* Provided data
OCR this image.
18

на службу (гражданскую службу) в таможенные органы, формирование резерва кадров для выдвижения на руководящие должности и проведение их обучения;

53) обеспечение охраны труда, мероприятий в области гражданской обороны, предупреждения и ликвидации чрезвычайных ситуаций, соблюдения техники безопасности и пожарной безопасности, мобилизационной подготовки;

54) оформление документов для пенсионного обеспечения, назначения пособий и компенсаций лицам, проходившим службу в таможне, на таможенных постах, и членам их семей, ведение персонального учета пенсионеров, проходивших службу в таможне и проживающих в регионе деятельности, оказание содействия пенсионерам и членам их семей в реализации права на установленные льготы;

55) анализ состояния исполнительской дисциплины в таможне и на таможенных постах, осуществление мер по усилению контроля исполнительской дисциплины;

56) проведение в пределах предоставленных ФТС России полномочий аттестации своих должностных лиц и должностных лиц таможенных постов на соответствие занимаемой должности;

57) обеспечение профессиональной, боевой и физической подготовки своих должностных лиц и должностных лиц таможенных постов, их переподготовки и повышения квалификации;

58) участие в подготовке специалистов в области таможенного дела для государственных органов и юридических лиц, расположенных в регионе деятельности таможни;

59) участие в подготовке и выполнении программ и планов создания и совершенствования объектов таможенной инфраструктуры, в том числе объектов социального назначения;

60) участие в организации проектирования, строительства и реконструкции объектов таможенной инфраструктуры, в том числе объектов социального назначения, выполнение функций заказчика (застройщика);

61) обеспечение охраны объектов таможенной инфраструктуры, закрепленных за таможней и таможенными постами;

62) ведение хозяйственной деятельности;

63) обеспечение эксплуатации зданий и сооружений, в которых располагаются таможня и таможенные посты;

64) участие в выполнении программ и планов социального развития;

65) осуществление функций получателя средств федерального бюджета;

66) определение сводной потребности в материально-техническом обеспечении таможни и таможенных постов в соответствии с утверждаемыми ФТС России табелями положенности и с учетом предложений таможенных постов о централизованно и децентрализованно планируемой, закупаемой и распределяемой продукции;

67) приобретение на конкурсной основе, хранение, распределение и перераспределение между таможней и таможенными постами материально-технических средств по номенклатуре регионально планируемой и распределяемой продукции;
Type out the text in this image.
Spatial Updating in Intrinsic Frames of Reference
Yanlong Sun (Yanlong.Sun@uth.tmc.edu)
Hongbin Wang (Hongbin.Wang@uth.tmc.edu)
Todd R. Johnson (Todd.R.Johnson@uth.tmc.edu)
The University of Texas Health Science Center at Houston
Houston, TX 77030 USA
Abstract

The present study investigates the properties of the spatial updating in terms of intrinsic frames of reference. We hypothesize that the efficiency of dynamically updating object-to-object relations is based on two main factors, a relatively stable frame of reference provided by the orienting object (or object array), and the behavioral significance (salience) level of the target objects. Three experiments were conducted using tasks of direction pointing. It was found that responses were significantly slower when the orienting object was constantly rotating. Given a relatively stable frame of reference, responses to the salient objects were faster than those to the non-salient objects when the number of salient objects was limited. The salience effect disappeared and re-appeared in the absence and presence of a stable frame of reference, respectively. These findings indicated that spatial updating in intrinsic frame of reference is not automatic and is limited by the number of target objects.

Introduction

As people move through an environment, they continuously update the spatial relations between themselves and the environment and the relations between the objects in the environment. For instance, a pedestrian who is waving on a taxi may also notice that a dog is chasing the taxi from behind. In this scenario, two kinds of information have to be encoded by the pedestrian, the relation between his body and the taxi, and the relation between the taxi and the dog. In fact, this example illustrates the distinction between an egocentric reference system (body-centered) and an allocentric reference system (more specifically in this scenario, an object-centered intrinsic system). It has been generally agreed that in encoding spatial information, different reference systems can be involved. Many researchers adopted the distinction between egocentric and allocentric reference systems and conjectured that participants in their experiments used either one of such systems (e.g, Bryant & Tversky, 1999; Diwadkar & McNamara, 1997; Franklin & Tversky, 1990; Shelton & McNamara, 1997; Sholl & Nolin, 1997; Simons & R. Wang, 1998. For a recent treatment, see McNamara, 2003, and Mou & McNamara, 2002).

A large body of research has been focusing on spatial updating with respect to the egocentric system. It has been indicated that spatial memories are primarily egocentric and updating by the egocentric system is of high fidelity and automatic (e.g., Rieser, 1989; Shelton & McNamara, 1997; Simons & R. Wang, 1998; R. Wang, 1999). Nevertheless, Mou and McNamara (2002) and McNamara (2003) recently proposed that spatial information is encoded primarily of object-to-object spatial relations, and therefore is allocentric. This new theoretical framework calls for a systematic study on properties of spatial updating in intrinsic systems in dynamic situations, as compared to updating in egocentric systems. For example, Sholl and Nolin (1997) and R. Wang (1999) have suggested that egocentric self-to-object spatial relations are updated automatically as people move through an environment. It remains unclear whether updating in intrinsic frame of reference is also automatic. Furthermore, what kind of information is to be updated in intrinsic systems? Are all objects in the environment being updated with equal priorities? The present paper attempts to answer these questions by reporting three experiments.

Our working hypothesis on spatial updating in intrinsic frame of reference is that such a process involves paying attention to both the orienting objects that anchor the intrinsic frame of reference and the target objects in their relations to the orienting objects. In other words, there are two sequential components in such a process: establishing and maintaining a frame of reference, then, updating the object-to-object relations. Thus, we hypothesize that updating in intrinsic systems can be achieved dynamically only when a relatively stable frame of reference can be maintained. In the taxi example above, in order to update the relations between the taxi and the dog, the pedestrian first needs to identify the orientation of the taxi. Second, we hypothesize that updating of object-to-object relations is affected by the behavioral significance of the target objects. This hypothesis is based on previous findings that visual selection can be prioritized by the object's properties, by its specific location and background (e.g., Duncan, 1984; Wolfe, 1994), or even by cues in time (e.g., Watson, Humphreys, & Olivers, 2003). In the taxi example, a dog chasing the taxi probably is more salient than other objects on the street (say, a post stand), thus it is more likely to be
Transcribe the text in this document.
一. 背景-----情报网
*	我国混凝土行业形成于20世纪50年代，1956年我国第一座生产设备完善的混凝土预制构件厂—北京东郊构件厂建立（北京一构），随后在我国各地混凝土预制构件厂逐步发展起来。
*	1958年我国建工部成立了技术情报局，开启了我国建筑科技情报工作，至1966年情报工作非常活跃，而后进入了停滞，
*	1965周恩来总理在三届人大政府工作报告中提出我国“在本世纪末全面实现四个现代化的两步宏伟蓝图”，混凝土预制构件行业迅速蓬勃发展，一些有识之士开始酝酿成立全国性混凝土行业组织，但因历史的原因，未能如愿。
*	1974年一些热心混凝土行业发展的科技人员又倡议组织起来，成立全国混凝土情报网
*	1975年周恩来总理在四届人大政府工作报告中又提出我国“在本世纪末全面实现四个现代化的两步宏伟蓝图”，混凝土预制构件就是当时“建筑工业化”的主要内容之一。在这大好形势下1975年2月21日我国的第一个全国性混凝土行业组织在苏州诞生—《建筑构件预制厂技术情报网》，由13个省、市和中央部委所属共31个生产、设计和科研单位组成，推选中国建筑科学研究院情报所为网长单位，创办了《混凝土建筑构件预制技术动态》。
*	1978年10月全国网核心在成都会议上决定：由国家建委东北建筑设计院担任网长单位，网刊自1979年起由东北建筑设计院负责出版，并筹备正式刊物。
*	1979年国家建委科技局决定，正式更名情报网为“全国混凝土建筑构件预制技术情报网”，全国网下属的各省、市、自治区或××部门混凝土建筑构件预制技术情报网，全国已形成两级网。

* Given request
Exactly how many lines in the data above contain the word "таможни"? Respond with the number and nothing more.

* Response to the task
2